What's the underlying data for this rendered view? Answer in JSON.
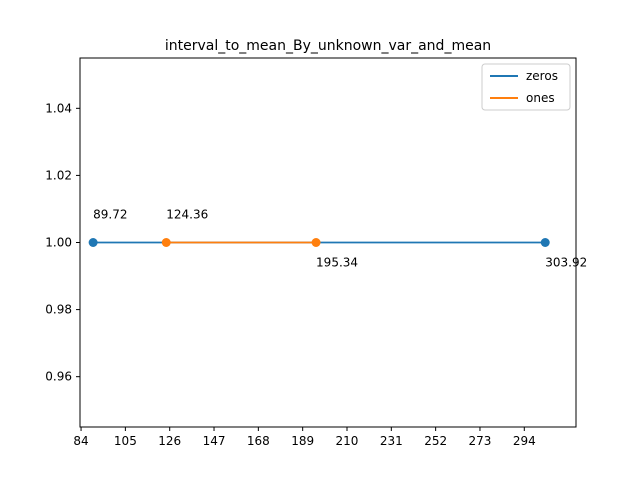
{
  "chart_data": {
    "type": "line",
    "title": "interval_to_mean_By_unknown_var_and_mean",
    "xlabel": "",
    "ylabel": "",
    "xlim": [
      83.5,
      318.5
    ],
    "ylim": [
      0.945,
      1.055
    ],
    "xticks": [
      84,
      105,
      126,
      147,
      168,
      189,
      210,
      231,
      252,
      273,
      294
    ],
    "yticks": [
      0.96,
      0.98,
      1.0,
      1.02,
      1.04
    ],
    "ytick_labels": [
      "0.96",
      "0.98",
      "1.00",
      "1.02",
      "1.04"
    ],
    "grid": false,
    "legend_position": "top-right",
    "series": [
      {
        "name": "zeros",
        "color": "#1f77b4",
        "points": [
          {
            "x": 89.72,
            "y": 1.0,
            "label": "89.72",
            "label_pos": "above"
          },
          {
            "x": 303.92,
            "y": 1.0,
            "label": "303.92",
            "label_pos": "below"
          }
        ]
      },
      {
        "name": "ones",
        "color": "#ff7f0e",
        "points": [
          {
            "x": 124.36,
            "y": 1.0,
            "label": "124.36",
            "label_pos": "above"
          },
          {
            "x": 195.34,
            "y": 1.0,
            "label": "195.34",
            "label_pos": "below"
          }
        ]
      }
    ]
  }
}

**Given problem:**
Transcribe the records above verbatim. Do not carry over any picture.

**Result of the exercise:**
What's the underlying data for this rendered view? Answer in JSON.
{
  "chart_data": {
    "type": "line",
    "title": "interval_to_mean_By_unknown_var_and_mean",
    "xlabel": "",
    "ylabel": "",
    "xlim": [
      83.5,
      318.5
    ],
    "ylim": [
      0.945,
      1.055
    ],
    "xticks": [
      84,
      105,
      126,
      147,
      168,
      189,
      210,
      231,
      252,
      273,
      294
    ],
    "yticks": [
      0.96,
      0.98,
      1.0,
      1.02,
      1.04
    ],
    "ytick_labels": [
      "0.96",
      "0.98",
      "1.00",
      "1.02",
      "1.04"
    ],
    "grid": false,
    "legend_position": "top-right",
    "series": [
      {
        "name": "zeros",
        "color": "#1f77b4",
        "points": [
          {
            "x": 89.72,
            "y": 1.0,
            "label": "89.72",
            "label_pos": "above"
          },
          {
            "x": 303.92,
            "y": 1.0,
            "label": "303.92",
            "label_pos": "below"
          }
        ]
      },
      {
        "name": "ones",
        "color": "#ff7f0e",
        "points": [
          {
            "x": 124.36,
            "y": 1.0,
            "label": "124.36",
            "label_pos": "above"
          },
          {
            "x": 195.34,
            "y": 1.0,
            "label": "195.34",
            "label_pos": "below"
          }
        ]
      }
    ]
  }
}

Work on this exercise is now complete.